Description of the task: Drop the images; return everything else in the listing below exactly.

※ ※ ※

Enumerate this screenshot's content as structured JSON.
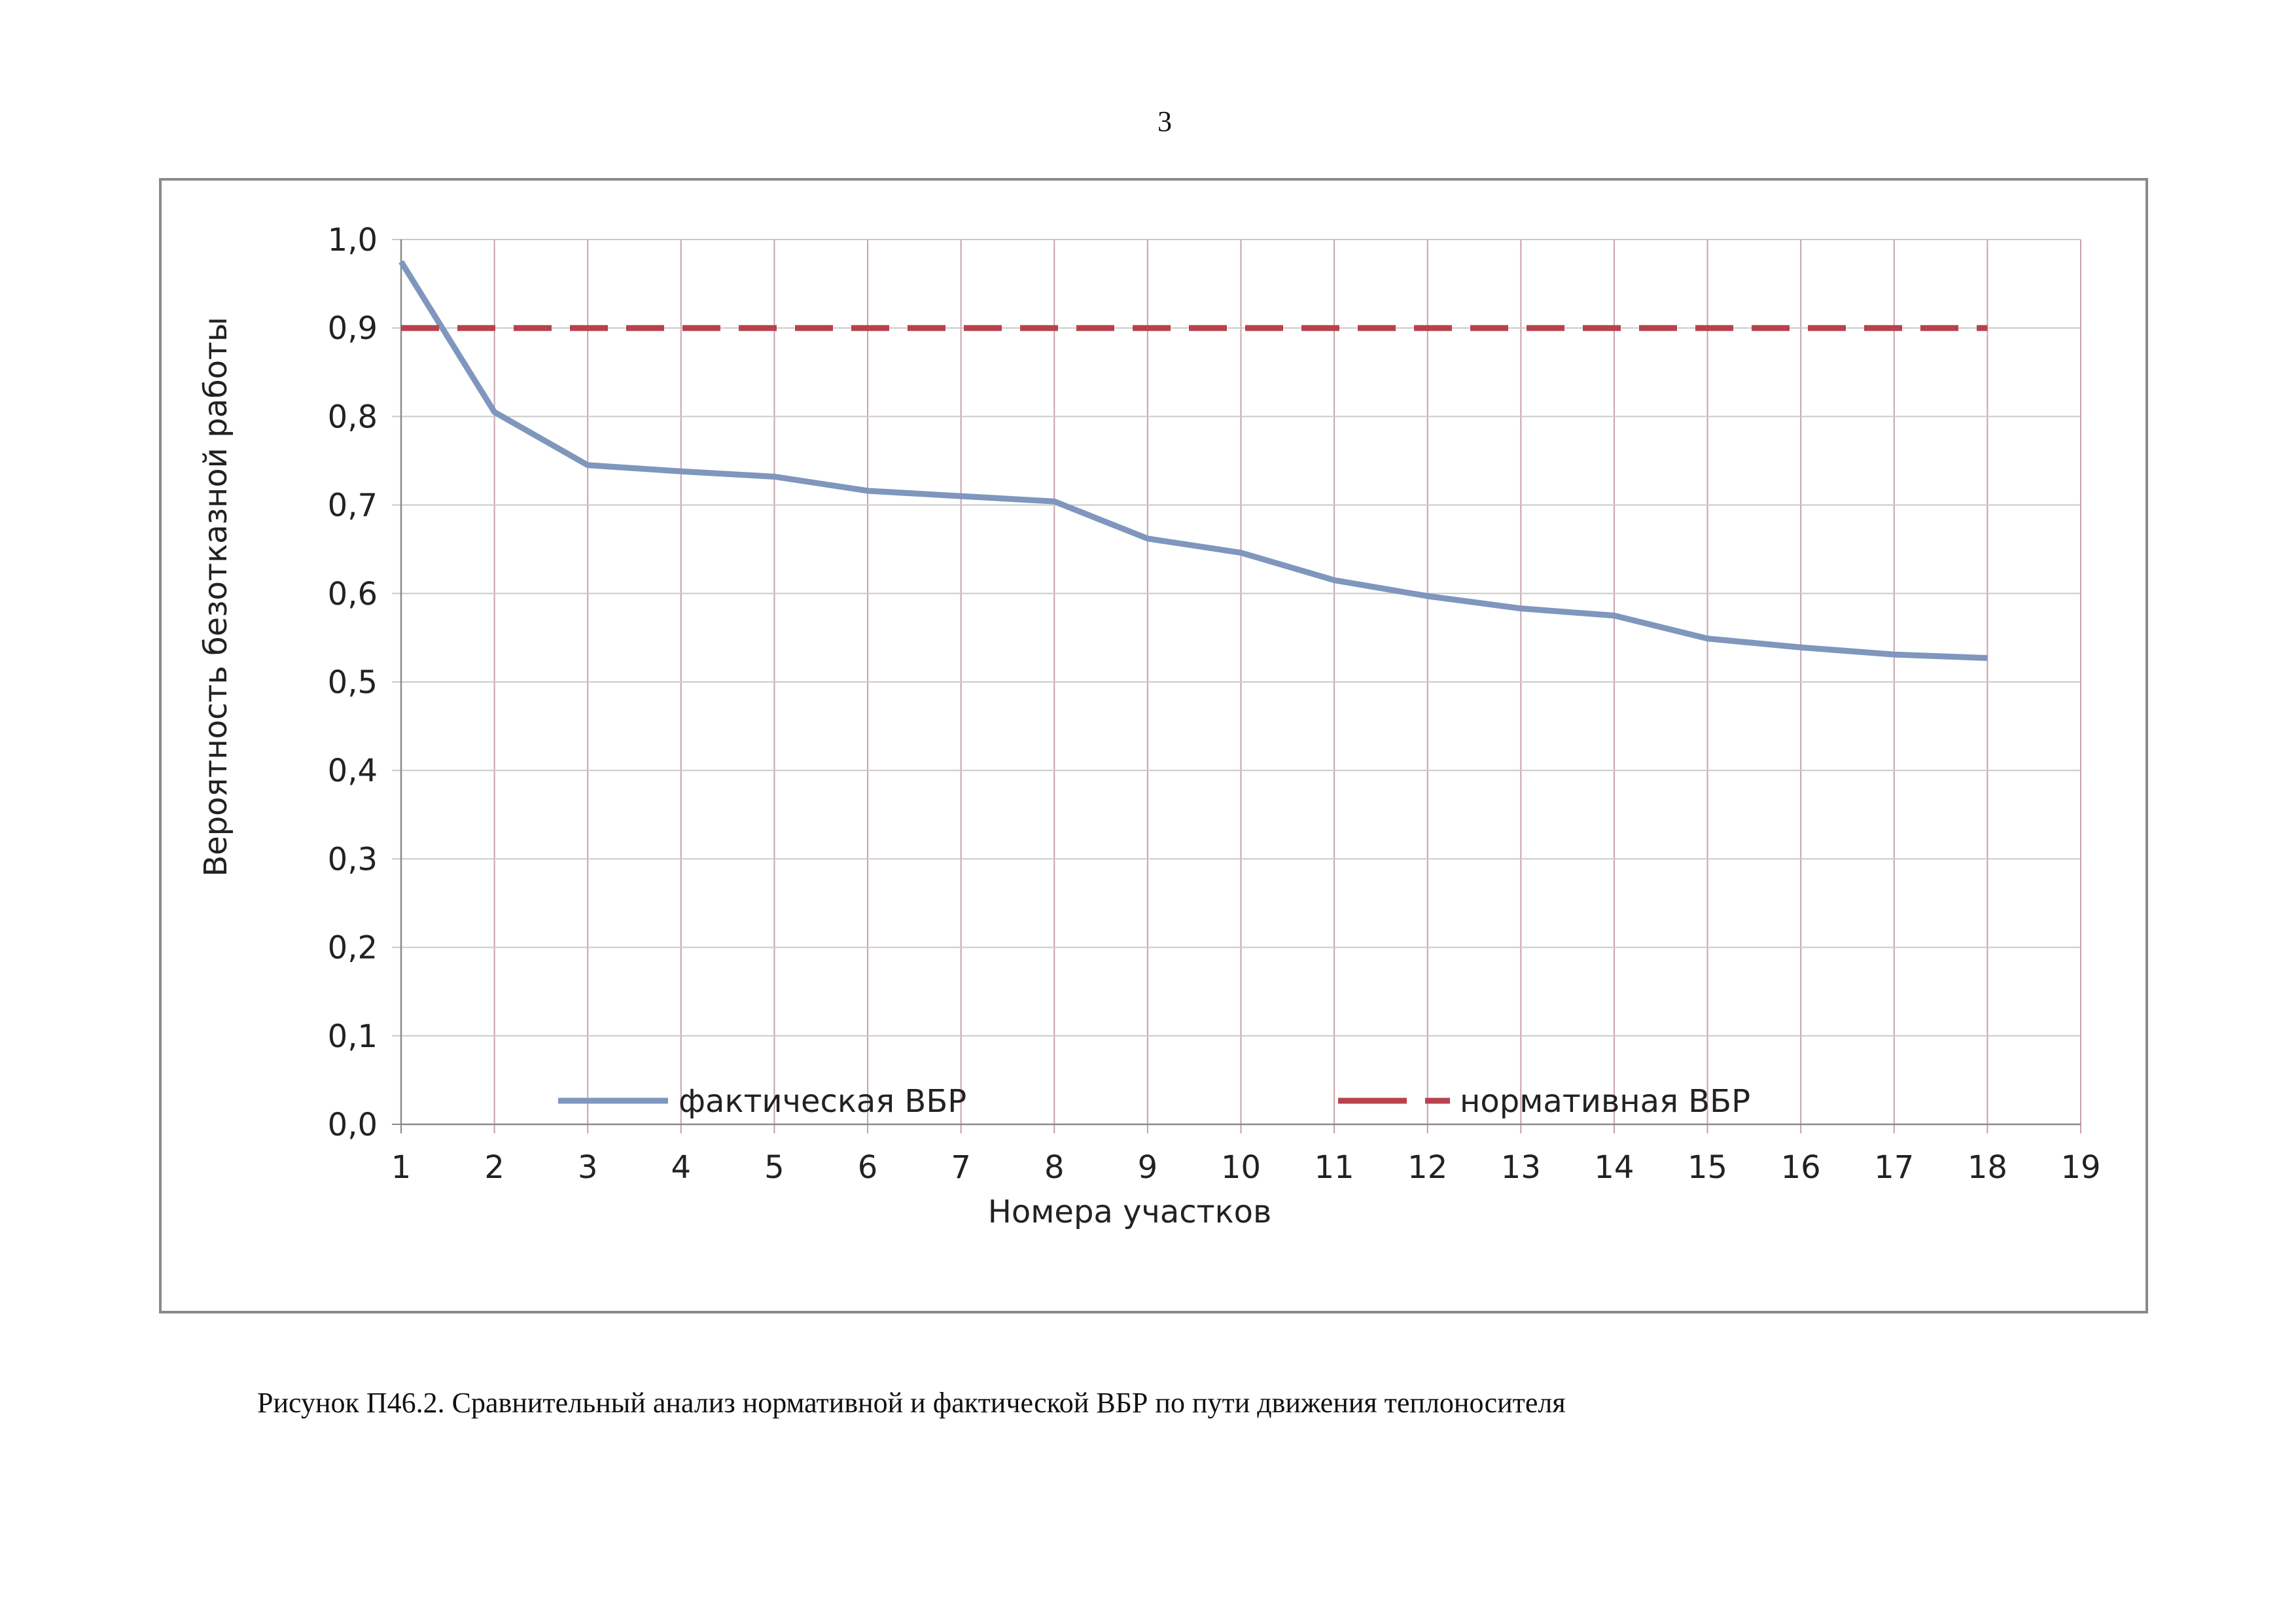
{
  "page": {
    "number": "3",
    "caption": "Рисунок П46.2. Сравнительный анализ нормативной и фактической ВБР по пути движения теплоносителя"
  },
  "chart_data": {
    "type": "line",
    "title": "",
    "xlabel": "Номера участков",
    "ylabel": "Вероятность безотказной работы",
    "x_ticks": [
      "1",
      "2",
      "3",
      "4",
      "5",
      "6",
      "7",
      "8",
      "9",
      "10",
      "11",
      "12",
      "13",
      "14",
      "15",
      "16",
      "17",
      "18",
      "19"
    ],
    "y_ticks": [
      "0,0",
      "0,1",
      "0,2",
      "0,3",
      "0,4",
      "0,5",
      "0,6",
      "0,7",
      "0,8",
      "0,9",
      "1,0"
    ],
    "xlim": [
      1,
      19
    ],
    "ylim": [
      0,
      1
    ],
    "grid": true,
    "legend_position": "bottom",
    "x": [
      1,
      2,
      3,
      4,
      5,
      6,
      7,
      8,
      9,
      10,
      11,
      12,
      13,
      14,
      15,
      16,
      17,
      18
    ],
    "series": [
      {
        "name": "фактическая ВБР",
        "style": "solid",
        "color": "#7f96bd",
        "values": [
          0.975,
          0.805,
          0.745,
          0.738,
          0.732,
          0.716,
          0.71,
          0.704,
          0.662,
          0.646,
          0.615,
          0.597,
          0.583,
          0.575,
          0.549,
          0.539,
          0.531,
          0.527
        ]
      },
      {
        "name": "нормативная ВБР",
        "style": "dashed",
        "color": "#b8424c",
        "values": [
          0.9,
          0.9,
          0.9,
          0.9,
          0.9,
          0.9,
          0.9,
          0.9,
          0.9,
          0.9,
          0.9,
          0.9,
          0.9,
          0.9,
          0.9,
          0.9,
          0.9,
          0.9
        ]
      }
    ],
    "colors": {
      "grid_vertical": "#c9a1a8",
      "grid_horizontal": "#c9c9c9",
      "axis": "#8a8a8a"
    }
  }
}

※ ※ ※

Written response:
Enumerate this screenshot's content as structured JSON.
{
  "page": {
    "number": "3",
    "caption": "Рисунок П46.2. Сравнительный анализ нормативной и фактической ВБР по пути движения теплоносителя"
  },
  "chart_data": {
    "type": "line",
    "title": "",
    "xlabel": "Номера участков",
    "ylabel": "Вероятность безотказной работы",
    "x_ticks": [
      "1",
      "2",
      "3",
      "4",
      "5",
      "6",
      "7",
      "8",
      "9",
      "10",
      "11",
      "12",
      "13",
      "14",
      "15",
      "16",
      "17",
      "18",
      "19"
    ],
    "y_ticks": [
      "0,0",
      "0,1",
      "0,2",
      "0,3",
      "0,4",
      "0,5",
      "0,6",
      "0,7",
      "0,8",
      "0,9",
      "1,0"
    ],
    "xlim": [
      1,
      19
    ],
    "ylim": [
      0,
      1
    ],
    "grid": true,
    "legend_position": "bottom",
    "x": [
      1,
      2,
      3,
      4,
      5,
      6,
      7,
      8,
      9,
      10,
      11,
      12,
      13,
      14,
      15,
      16,
      17,
      18
    ],
    "series": [
      {
        "name": "фактическая ВБР",
        "style": "solid",
        "color": "#7f96bd",
        "values": [
          0.975,
          0.805,
          0.745,
          0.738,
          0.732,
          0.716,
          0.71,
          0.704,
          0.662,
          0.646,
          0.615,
          0.597,
          0.583,
          0.575,
          0.549,
          0.539,
          0.531,
          0.527
        ]
      },
      {
        "name": "нормативная ВБР",
        "style": "dashed",
        "color": "#b8424c",
        "values": [
          0.9,
          0.9,
          0.9,
          0.9,
          0.9,
          0.9,
          0.9,
          0.9,
          0.9,
          0.9,
          0.9,
          0.9,
          0.9,
          0.9,
          0.9,
          0.9,
          0.9,
          0.9
        ]
      }
    ],
    "colors": {
      "grid_vertical": "#c9a1a8",
      "grid_horizontal": "#c9c9c9",
      "axis": "#8a8a8a"
    }
  }
}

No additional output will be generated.